Copy the records that follow exactly as written, but not their pictures.

## START

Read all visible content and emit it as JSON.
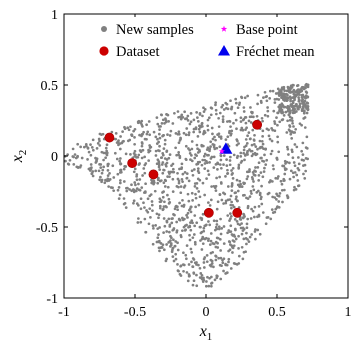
{
  "chart_data": {
    "type": "scatter",
    "xlabel": "x",
    "xlabel_sub": "1",
    "ylabel": "x",
    "ylabel_sub": "2",
    "xlim": [
      -1,
      1
    ],
    "ylim": [
      -1,
      1
    ],
    "xticks": [
      -1,
      -0.5,
      0,
      0.5,
      1
    ],
    "xtick_labels": [
      "-1",
      "-0.5",
      "0",
      "0.5",
      "1"
    ],
    "yticks": [
      -1,
      -0.5,
      0,
      0.5,
      1
    ],
    "ytick_labels": [
      "-1",
      "-0.5",
      "0",
      "0.5",
      "1"
    ],
    "grid": false,
    "legend_position": "top",
    "series": [
      {
        "name": "New samples",
        "marker": "dot",
        "color": "#808080",
        "count": 1400,
        "description": "dense gray point cloud filling the region between the outer and lower boundary curves"
      },
      {
        "name": "Dataset",
        "marker": "circle",
        "color": "#cc0000",
        "points": [
          {
            "x": -0.68,
            "y": 0.13
          },
          {
            "x": -0.52,
            "y": -0.05
          },
          {
            "x": -0.37,
            "y": -0.13
          },
          {
            "x": 0.02,
            "y": -0.4
          },
          {
            "x": 0.22,
            "y": -0.4
          },
          {
            "x": 0.36,
            "y": 0.22
          }
        ]
      },
      {
        "name": "Base point",
        "marker": "star",
        "color": "#ff00ff",
        "points": [
          {
            "x": 0.14,
            "y": 0.04
          }
        ]
      },
      {
        "name": "Fréchet mean",
        "marker": "triangle",
        "color": "#0000ee",
        "points": [
          {
            "x": 0.14,
            "y": 0.05
          }
        ]
      }
    ]
  }
}
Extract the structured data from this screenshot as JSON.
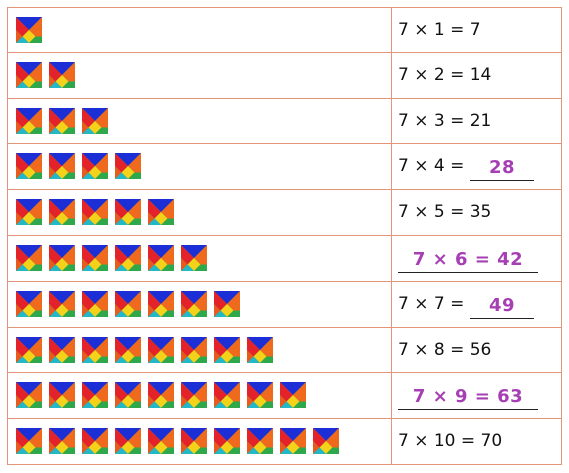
{
  "rows": [
    {
      "equation": "7 × 1 = 7"
    },
    {
      "equation": "7 × 2 = 14"
    },
    {
      "equation": "7 × 3 = 21"
    },
    {
      "equation": "7 × 4 =",
      "answer": "28"
    },
    {
      "equation": "7 × 5 = 35"
    },
    {
      "answer": "7 × 6 = 42"
    },
    {
      "equation": "7 × 7 =",
      "answer": "49"
    },
    {
      "equation": "7 × 8 = 56"
    },
    {
      "answer": "7 × 9 = 63"
    },
    {
      "equation": "7 × 10 = 70"
    }
  ]
}
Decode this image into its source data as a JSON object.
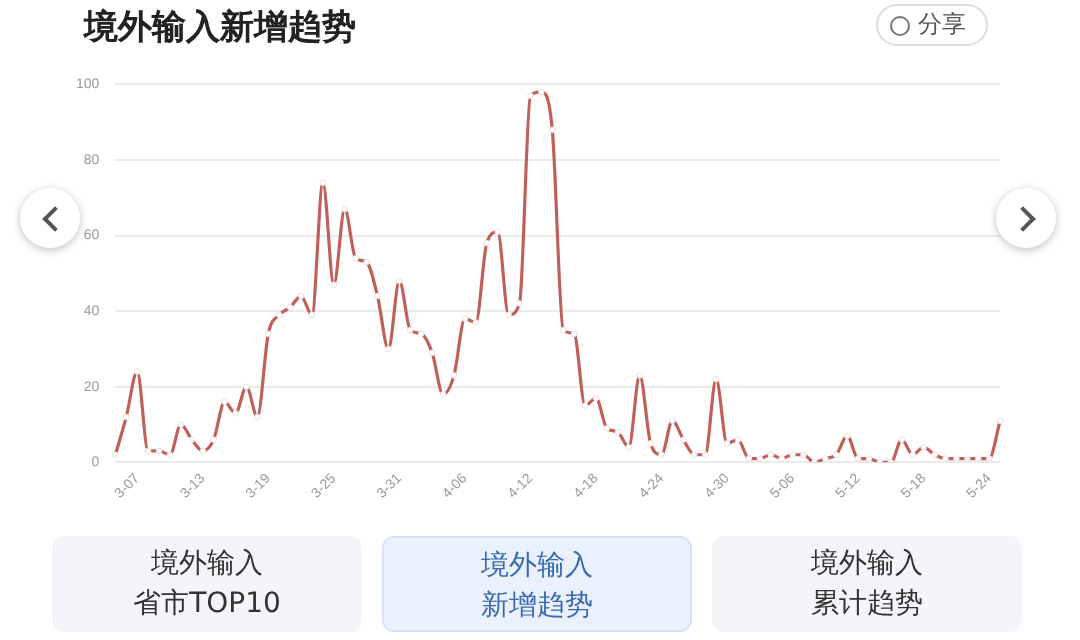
{
  "chart_data": {
    "type": "line",
    "title": "境外输入新增趋势",
    "categories": [
      null,
      null,
      "3-07",
      null,
      null,
      null,
      null,
      null,
      "3-13",
      null,
      null,
      null,
      null,
      null,
      "3-19",
      null,
      null,
      null,
      null,
      null,
      "3-25",
      null,
      null,
      null,
      null,
      null,
      "3-31",
      null,
      null,
      null,
      null,
      null,
      "4-06",
      null,
      null,
      null,
      null,
      null,
      "4-12",
      null,
      null,
      null,
      null,
      null,
      "4-18",
      null,
      null,
      null,
      null,
      null,
      "4-24",
      null,
      null,
      null,
      null,
      null,
      "4-30",
      null,
      null,
      null,
      null,
      null,
      "5-06",
      null,
      null,
      null,
      null,
      null,
      "5-12",
      null,
      null,
      null,
      null,
      null,
      "5-18",
      null,
      null,
      null,
      null,
      null,
      "5-24",
      null
    ],
    "series": [
      {
        "color": "#c0605a",
        "values": [
          2,
          12,
          24,
          3,
          3,
          2,
          10,
          6,
          3,
          6,
          16,
          13,
          20,
          12,
          34,
          39,
          41,
          44,
          39,
          74,
          47,
          67,
          54,
          53,
          44,
          30,
          48,
          35,
          34,
          29,
          18,
          23,
          38,
          37,
          58,
          61,
          39,
          42,
          97,
          98,
          88,
          35,
          34,
          15,
          17,
          9,
          8,
          4,
          23,
          5,
          2,
          11,
          6,
          2,
          2,
          22,
          5,
          6,
          1,
          1,
          2,
          1,
          2,
          2,
          0,
          1,
          2,
          7,
          1,
          1,
          0,
          0,
          6,
          2,
          4,
          2,
          1,
          1,
          1,
          1,
          1,
          11
        ]
      }
    ],
    "ylim": [
      0,
      100
    ],
    "yticks": [
      0,
      20,
      40,
      60,
      80,
      100
    ],
    "grid": "y",
    "legend": false,
    "marker": "circle",
    "line_style": "solid",
    "annotations": [
      "分享",
      "境外输入省市TOP10",
      "境外输入新增趋势",
      "境外输入累计趋势"
    ]
  }
}
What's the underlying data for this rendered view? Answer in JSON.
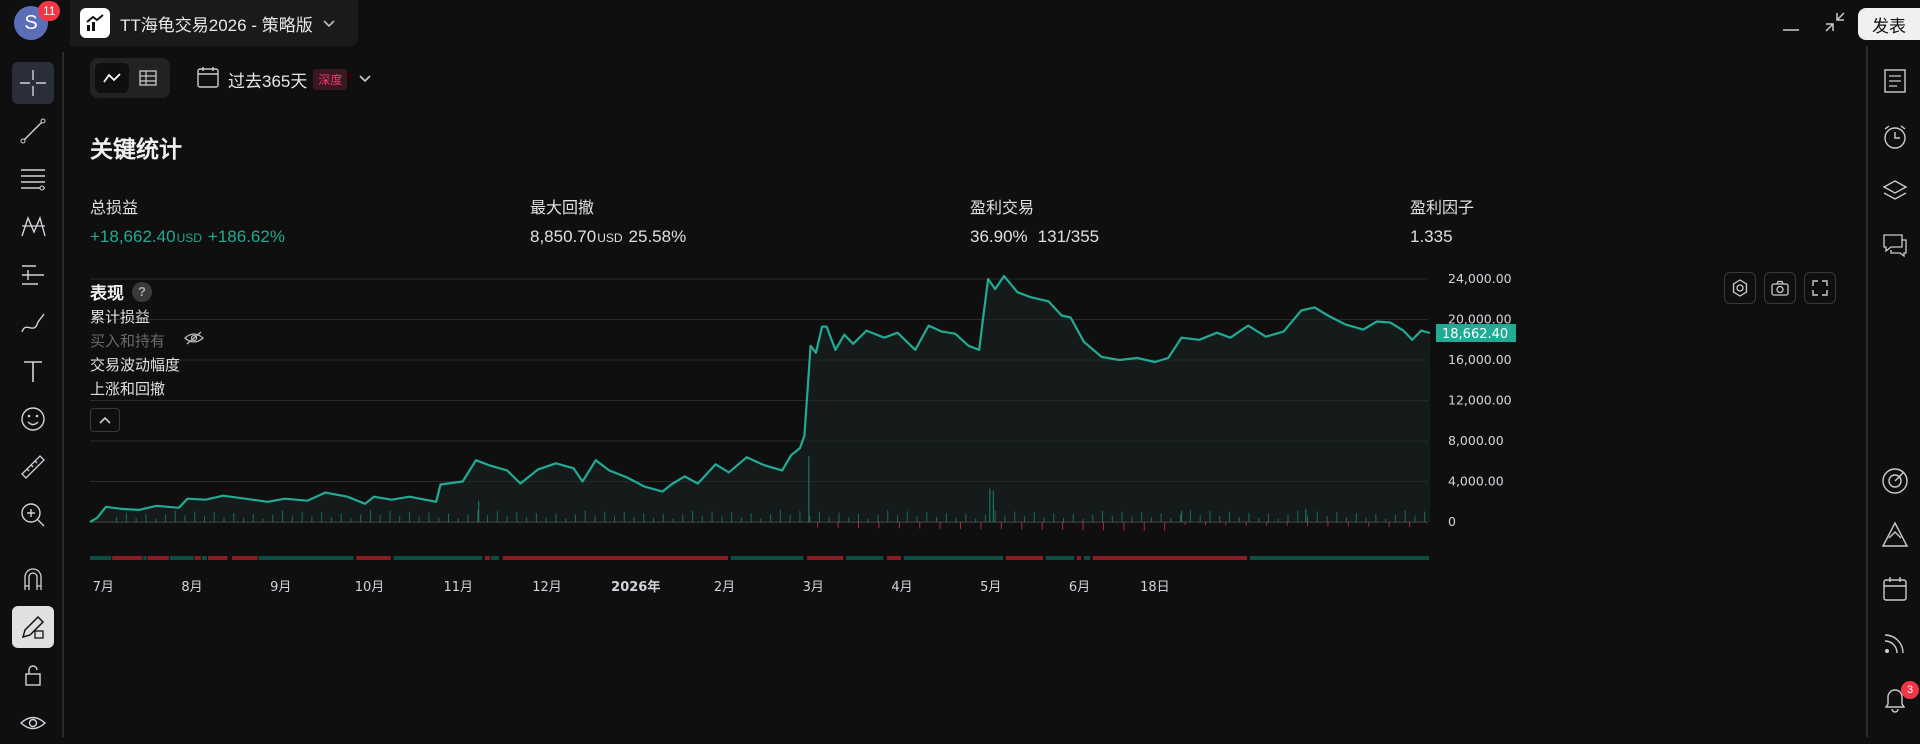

## END

| Result of this exercise |
Read all visible content and emit it as JSON.
{
  "chart_data": {
    "type": "scatter",
    "xlabel": "x",
    "xlabel_sub": "1",
    "ylabel": "x",
    "ylabel_sub": "2",
    "xlim": [
      -1,
      1
    ],
    "ylim": [
      -1,
      1
    ],
    "xticks": [
      -1,
      -0.5,
      0,
      0.5,
      1
    ],
    "xtick_labels": [
      "-1",
      "-0.5",
      "0",
      "0.5",
      "1"
    ],
    "yticks": [
      -1,
      -0.5,
      0,
      0.5,
      1
    ],
    "ytick_labels": [
      "-1",
      "-0.5",
      "0",
      "0.5",
      "1"
    ],
    "grid": false,
    "legend_position": "top",
    "series": [
      {
        "name": "New samples",
        "marker": "dot",
        "color": "#808080",
        "count": 1400,
        "description": "dense gray point cloud filling the region between the outer and lower boundary curves"
      },
      {
        "name": "Dataset",
        "marker": "circle",
        "color": "#cc0000",
        "points": [
          {
            "x": -0.68,
            "y": 0.13
          },
          {
            "x": -0.52,
            "y": -0.05
          },
          {
            "x": -0.37,
            "y": -0.13
          },
          {
            "x": 0.02,
            "y": -0.4
          },
          {
            "x": 0.22,
            "y": -0.4
          },
          {
            "x": 0.36,
            "y": 0.22
          }
        ]
      },
      {
        "name": "Base point",
        "marker": "star",
        "color": "#ff00ff",
        "points": [
          {
            "x": 0.14,
            "y": 0.04
          }
        ]
      },
      {
        "name": "Fréchet mean",
        "marker": "triangle",
        "color": "#0000ee",
        "points": [
          {
            "x": 0.14,
            "y": 0.05
          }
        ]
      }
    ]
  }
}
Extract the structured data from this screenshot as JSON.
{
  "rows": [
    {
      "equation": "7 × 1 = 7"
    },
    {
      "equation": "7 × 2 = 14"
    },
    {
      "equation": "7 × 3 = 21"
    },
    {
      "equation": "7 × 4 =",
      "answer": "28"
    },
    {
      "equation": "7 × 5 = 35"
    },
    {
      "answer": "7 × 6 = 42"
    },
    {
      "equation": "7 × 7 =",
      "answer": "49"
    },
    {
      "equation": "7 × 8 = 56"
    },
    {
      "answer": "7 × 9 = 63"
    },
    {
      "equation": "7 × 10 = 70"
    }
  ]
}
Decode this image into its source data as a JSON object.
{
  "chart_data": {
    "type": "line",
    "title": "境外输入新增趋势",
    "categories": [
      null,
      null,
      "3-07",
      null,
      null,
      null,
      null,
      null,
      "3-13",
      null,
      null,
      null,
      null,
      null,
      "3-19",
      null,
      null,
      null,
      null,
      null,
      "3-25",
      null,
      null,
      null,
      null,
      null,
      "3-31",
      null,
      null,
      null,
      null,
      null,
      "4-06",
      null,
      null,
      null,
      null,
      null,
      "4-12",
      null,
      null,
      null,
      null,
      null,
      "4-18",
      null,
      null,
      null,
      null,
      null,
      "4-24",
      null,
      null,
      null,
      null,
      null,
      "4-30",
      null,
      null,
      null,
      null,
      null,
      "5-06",
      null,
      null,
      null,
      null,
      null,
      "5-12",
      null,
      null,
      null,
      null,
      null,
      "5-18",
      null,
      null,
      null,
      null,
      null,
      "5-24",
      null
    ],
    "series": [
      {
        "color": "#c0605a",
        "values": [
          2,
          12,
          24,
          3,
          3,
          2,
          10,
          6,
          3,
          6,
          16,
          13,
          20,
          12,
          34,
          39,
          41,
          44,
          39,
          74,
          47,
          67,
          54,
          53,
          44,
          30,
          48,
          35,
          34,
          29,
          18,
          23,
          38,
          37,
          58,
          61,
          39,
          42,
          97,
          98,
          88,
          35,
          34,
          15,
          17,
          9,
          8,
          4,
          23,
          5,
          2,
          11,
          6,
          2,
          2,
          22,
          5,
          6,
          1,
          1,
          2,
          1,
          2,
          2,
          0,
          1,
          2,
          7,
          1,
          1,
          0,
          0,
          6,
          2,
          4,
          2,
          1,
          1,
          1,
          1,
          1,
          11
        ]
      }
    ],
    "ylim": [
      0,
      100
    ],
    "yticks": [
      0,
      20,
      40,
      60,
      80,
      100
    ],
    "grid": "y",
    "legend": false,
    "marker": "circle",
    "line_style": "solid",
    "annotations": [
      "分享",
      "境外输入省市TOP10",
      "境外输入新增趋势",
      "境外输入累计趋势"
    ]
  }
}
What's the underlying data for this rendered view? Answer in JSON.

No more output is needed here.